Do this
Nothing in the data should change when you return it, but leave the pictures out.

Provided records

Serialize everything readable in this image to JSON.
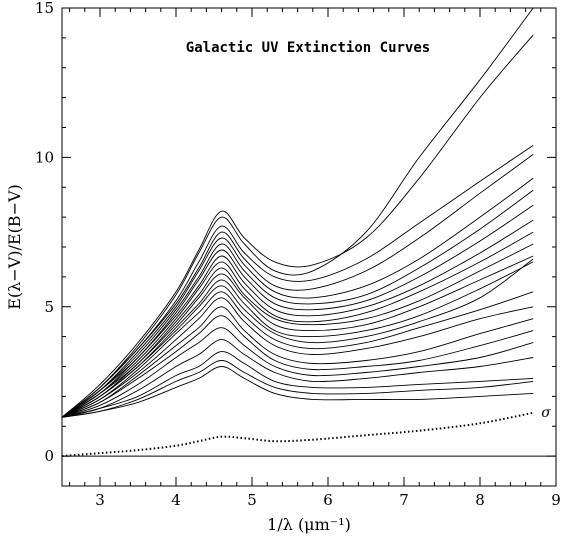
{
  "chart_data": {
    "type": "line",
    "title": "Galactic UV Extinction Curves",
    "xlabel": "1/λ (μm⁻¹)",
    "ylabel": "E(λ−V)/E(B−V)",
    "xlim": [
      2.5,
      9.0
    ],
    "ylim": [
      -1.0,
      15.0
    ],
    "x_ticks": [
      3,
      4,
      5,
      6,
      7,
      8,
      9
    ],
    "y_ticks": [
      0,
      5,
      10,
      15
    ],
    "grid": false,
    "legend": "none",
    "reference_line_y": 0,
    "x": [
      2.5,
      3.0,
      3.5,
      4.0,
      4.3,
      4.6,
      4.9,
      5.3,
      5.8,
      6.5,
      7.2,
      8.0,
      8.7
    ],
    "series": [
      {
        "values": [
          1.3,
          2.4,
          3.8,
          5.5,
          6.9,
          8.2,
          7.3,
          6.5,
          6.4,
          7.3,
          9.3,
          12.0,
          14.1
        ]
      },
      {
        "values": [
          1.3,
          2.3,
          3.7,
          5.4,
          6.8,
          8.0,
          7.1,
          6.2,
          6.2,
          7.5,
          10.0,
          12.6,
          15.0
        ]
      },
      {
        "values": [
          1.3,
          2.3,
          3.6,
          5.2,
          6.5,
          7.7,
          6.8,
          6.0,
          5.9,
          6.6,
          7.8,
          9.2,
          10.4
        ]
      },
      {
        "values": [
          1.3,
          2.3,
          3.6,
          5.1,
          6.3,
          7.5,
          6.6,
          5.7,
          5.6,
          6.2,
          7.3,
          8.8,
          10.1
        ]
      },
      {
        "values": [
          1.3,
          2.2,
          3.5,
          5.0,
          6.2,
          7.3,
          6.4,
          5.5,
          5.3,
          5.7,
          6.6,
          8.0,
          9.3
        ]
      },
      {
        "values": [
          1.3,
          2.2,
          3.4,
          4.9,
          6.0,
          7.1,
          6.2,
          5.3,
          5.1,
          5.4,
          6.3,
          7.6,
          8.9
        ]
      },
      {
        "values": [
          1.3,
          2.2,
          3.3,
          4.8,
          5.9,
          6.9,
          6.0,
          5.1,
          4.9,
          5.2,
          6.0,
          7.2,
          8.4
        ]
      },
      {
        "values": [
          1.3,
          2.1,
          3.3,
          4.7,
          5.7,
          6.7,
          5.8,
          4.9,
          4.7,
          5.0,
          5.7,
          6.8,
          7.9
        ]
      },
      {
        "values": [
          1.3,
          2.1,
          3.2,
          4.6,
          5.6,
          6.5,
          5.6,
          4.7,
          4.5,
          4.8,
          5.5,
          6.5,
          7.5
        ]
      },
      {
        "values": [
          1.3,
          2.1,
          3.1,
          4.5,
          5.4,
          6.3,
          5.4,
          4.6,
          4.4,
          4.6,
          5.2,
          6.2,
          7.1
        ]
      },
      {
        "values": [
          1.3,
          2.0,
          3.1,
          4.4,
          5.3,
          6.1,
          5.3,
          4.4,
          4.2,
          4.4,
          5.0,
          5.9,
          6.7
        ]
      },
      {
        "values": [
          1.3,
          2.0,
          3.0,
          4.3,
          5.1,
          5.9,
          5.1,
          4.2,
          4.0,
          4.2,
          4.7,
          5.6,
          6.5
        ]
      },
      {
        "values": [
          1.3,
          2.0,
          3.0,
          4.2,
          5.0,
          5.7,
          4.9,
          4.1,
          3.8,
          4.0,
          4.5,
          5.3,
          6.6
        ]
      },
      {
        "values": [
          1.3,
          1.9,
          2.9,
          4.1,
          4.8,
          5.5,
          4.7,
          3.9,
          3.6,
          3.8,
          4.3,
          4.9,
          5.5
        ]
      },
      {
        "values": [
          1.3,
          1.9,
          2.8,
          3.9,
          4.6,
          5.3,
          4.5,
          3.7,
          3.4,
          3.6,
          4.0,
          4.6,
          5.0
        ]
      },
      {
        "values": [
          1.3,
          1.8,
          2.7,
          3.7,
          4.3,
          5.0,
          4.2,
          3.4,
          3.1,
          3.2,
          3.5,
          4.1,
          4.6
        ]
      },
      {
        "values": [
          1.3,
          1.8,
          2.6,
          3.5,
          4.1,
          4.7,
          4.0,
          3.2,
          2.9,
          3.0,
          3.2,
          3.7,
          4.2
        ]
      },
      {
        "values": [
          1.3,
          1.7,
          2.4,
          3.3,
          3.8,
          4.3,
          3.7,
          3.0,
          2.7,
          2.8,
          3.0,
          3.3,
          3.8
        ]
      },
      {
        "values": [
          1.3,
          1.6,
          2.2,
          3.0,
          3.4,
          3.9,
          3.4,
          2.8,
          2.5,
          2.6,
          2.8,
          3.0,
          3.3
        ]
      },
      {
        "values": [
          1.3,
          1.6,
          2.0,
          2.7,
          3.0,
          3.5,
          3.1,
          2.5,
          2.3,
          2.3,
          2.4,
          2.5,
          2.6
        ]
      },
      {
        "values": [
          1.3,
          1.5,
          1.9,
          2.5,
          2.8,
          3.2,
          2.8,
          2.3,
          2.1,
          2.1,
          2.2,
          2.3,
          2.5
        ]
      },
      {
        "values": [
          1.3,
          1.5,
          1.8,
          2.3,
          2.6,
          3.0,
          2.6,
          2.1,
          1.9,
          1.9,
          1.9,
          2.0,
          2.1
        ]
      }
    ],
    "sigma_series": {
      "name": "σ",
      "x": [
        2.5,
        3.0,
        3.5,
        4.0,
        4.3,
        4.6,
        4.9,
        5.3,
        5.8,
        6.5,
        7.2,
        8.0,
        8.7
      ],
      "values": [
        0.0,
        0.1,
        0.2,
        0.35,
        0.5,
        0.65,
        0.6,
        0.5,
        0.55,
        0.7,
        0.85,
        1.1,
        1.45
      ]
    }
  }
}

Finished answer
Serialize everything readable in this image to JSON.
{
  "chart_data": {
    "type": "line",
    "title": "Galactic UV Extinction Curves",
    "xlabel": "1/λ (μm⁻¹)",
    "ylabel": "E(λ−V)/E(B−V)",
    "xlim": [
      2.5,
      9.0
    ],
    "ylim": [
      -1.0,
      15.0
    ],
    "x_ticks": [
      3,
      4,
      5,
      6,
      7,
      8,
      9
    ],
    "y_ticks": [
      0,
      5,
      10,
      15
    ],
    "grid": false,
    "legend": "none",
    "reference_line_y": 0,
    "x": [
      2.5,
      3.0,
      3.5,
      4.0,
      4.3,
      4.6,
      4.9,
      5.3,
      5.8,
      6.5,
      7.2,
      8.0,
      8.7
    ],
    "series": [
      {
        "values": [
          1.3,
          2.4,
          3.8,
          5.5,
          6.9,
          8.2,
          7.3,
          6.5,
          6.4,
          7.3,
          9.3,
          12.0,
          14.1
        ]
      },
      {
        "values": [
          1.3,
          2.3,
          3.7,
          5.4,
          6.8,
          8.0,
          7.1,
          6.2,
          6.2,
          7.5,
          10.0,
          12.6,
          15.0
        ]
      },
      {
        "values": [
          1.3,
          2.3,
          3.6,
          5.2,
          6.5,
          7.7,
          6.8,
          6.0,
          5.9,
          6.6,
          7.8,
          9.2,
          10.4
        ]
      },
      {
        "values": [
          1.3,
          2.3,
          3.6,
          5.1,
          6.3,
          7.5,
          6.6,
          5.7,
          5.6,
          6.2,
          7.3,
          8.8,
          10.1
        ]
      },
      {
        "values": [
          1.3,
          2.2,
          3.5,
          5.0,
          6.2,
          7.3,
          6.4,
          5.5,
          5.3,
          5.7,
          6.6,
          8.0,
          9.3
        ]
      },
      {
        "values": [
          1.3,
          2.2,
          3.4,
          4.9,
          6.0,
          7.1,
          6.2,
          5.3,
          5.1,
          5.4,
          6.3,
          7.6,
          8.9
        ]
      },
      {
        "values": [
          1.3,
          2.2,
          3.3,
          4.8,
          5.9,
          6.9,
          6.0,
          5.1,
          4.9,
          5.2,
          6.0,
          7.2,
          8.4
        ]
      },
      {
        "values": [
          1.3,
          2.1,
          3.3,
          4.7,
          5.7,
          6.7,
          5.8,
          4.9,
          4.7,
          5.0,
          5.7,
          6.8,
          7.9
        ]
      },
      {
        "values": [
          1.3,
          2.1,
          3.2,
          4.6,
          5.6,
          6.5,
          5.6,
          4.7,
          4.5,
          4.8,
          5.5,
          6.5,
          7.5
        ]
      },
      {
        "values": [
          1.3,
          2.1,
          3.1,
          4.5,
          5.4,
          6.3,
          5.4,
          4.6,
          4.4,
          4.6,
          5.2,
          6.2,
          7.1
        ]
      },
      {
        "values": [
          1.3,
          2.0,
          3.1,
          4.4,
          5.3,
          6.1,
          5.3,
          4.4,
          4.2,
          4.4,
          5.0,
          5.9,
          6.7
        ]
      },
      {
        "values": [
          1.3,
          2.0,
          3.0,
          4.3,
          5.1,
          5.9,
          5.1,
          4.2,
          4.0,
          4.2,
          4.7,
          5.6,
          6.5
        ]
      },
      {
        "values": [
          1.3,
          2.0,
          3.0,
          4.2,
          5.0,
          5.7,
          4.9,
          4.1,
          3.8,
          4.0,
          4.5,
          5.3,
          6.6
        ]
      },
      {
        "values": [
          1.3,
          1.9,
          2.9,
          4.1,
          4.8,
          5.5,
          4.7,
          3.9,
          3.6,
          3.8,
          4.3,
          4.9,
          5.5
        ]
      },
      {
        "values": [
          1.3,
          1.9,
          2.8,
          3.9,
          4.6,
          5.3,
          4.5,
          3.7,
          3.4,
          3.6,
          4.0,
          4.6,
          5.0
        ]
      },
      {
        "values": [
          1.3,
          1.8,
          2.7,
          3.7,
          4.3,
          5.0,
          4.2,
          3.4,
          3.1,
          3.2,
          3.5,
          4.1,
          4.6
        ]
      },
      {
        "values": [
          1.3,
          1.8,
          2.6,
          3.5,
          4.1,
          4.7,
          4.0,
          3.2,
          2.9,
          3.0,
          3.2,
          3.7,
          4.2
        ]
      },
      {
        "values": [
          1.3,
          1.7,
          2.4,
          3.3,
          3.8,
          4.3,
          3.7,
          3.0,
          2.7,
          2.8,
          3.0,
          3.3,
          3.8
        ]
      },
      {
        "values": [
          1.3,
          1.6,
          2.2,
          3.0,
          3.4,
          3.9,
          3.4,
          2.8,
          2.5,
          2.6,
          2.8,
          3.0,
          3.3
        ]
      },
      {
        "values": [
          1.3,
          1.6,
          2.0,
          2.7,
          3.0,
          3.5,
          3.1,
          2.5,
          2.3,
          2.3,
          2.4,
          2.5,
          2.6
        ]
      },
      {
        "values": [
          1.3,
          1.5,
          1.9,
          2.5,
          2.8,
          3.2,
          2.8,
          2.3,
          2.1,
          2.1,
          2.2,
          2.3,
          2.5
        ]
      },
      {
        "values": [
          1.3,
          1.5,
          1.8,
          2.3,
          2.6,
          3.0,
          2.6,
          2.1,
          1.9,
          1.9,
          1.9,
          2.0,
          2.1
        ]
      }
    ],
    "sigma_series": {
      "name": "σ",
      "x": [
        2.5,
        3.0,
        3.5,
        4.0,
        4.3,
        4.6,
        4.9,
        5.3,
        5.8,
        6.5,
        7.2,
        8.0,
        8.7
      ],
      "values": [
        0.0,
        0.1,
        0.2,
        0.35,
        0.5,
        0.65,
        0.6,
        0.5,
        0.55,
        0.7,
        0.85,
        1.1,
        1.45
      ]
    }
  }
}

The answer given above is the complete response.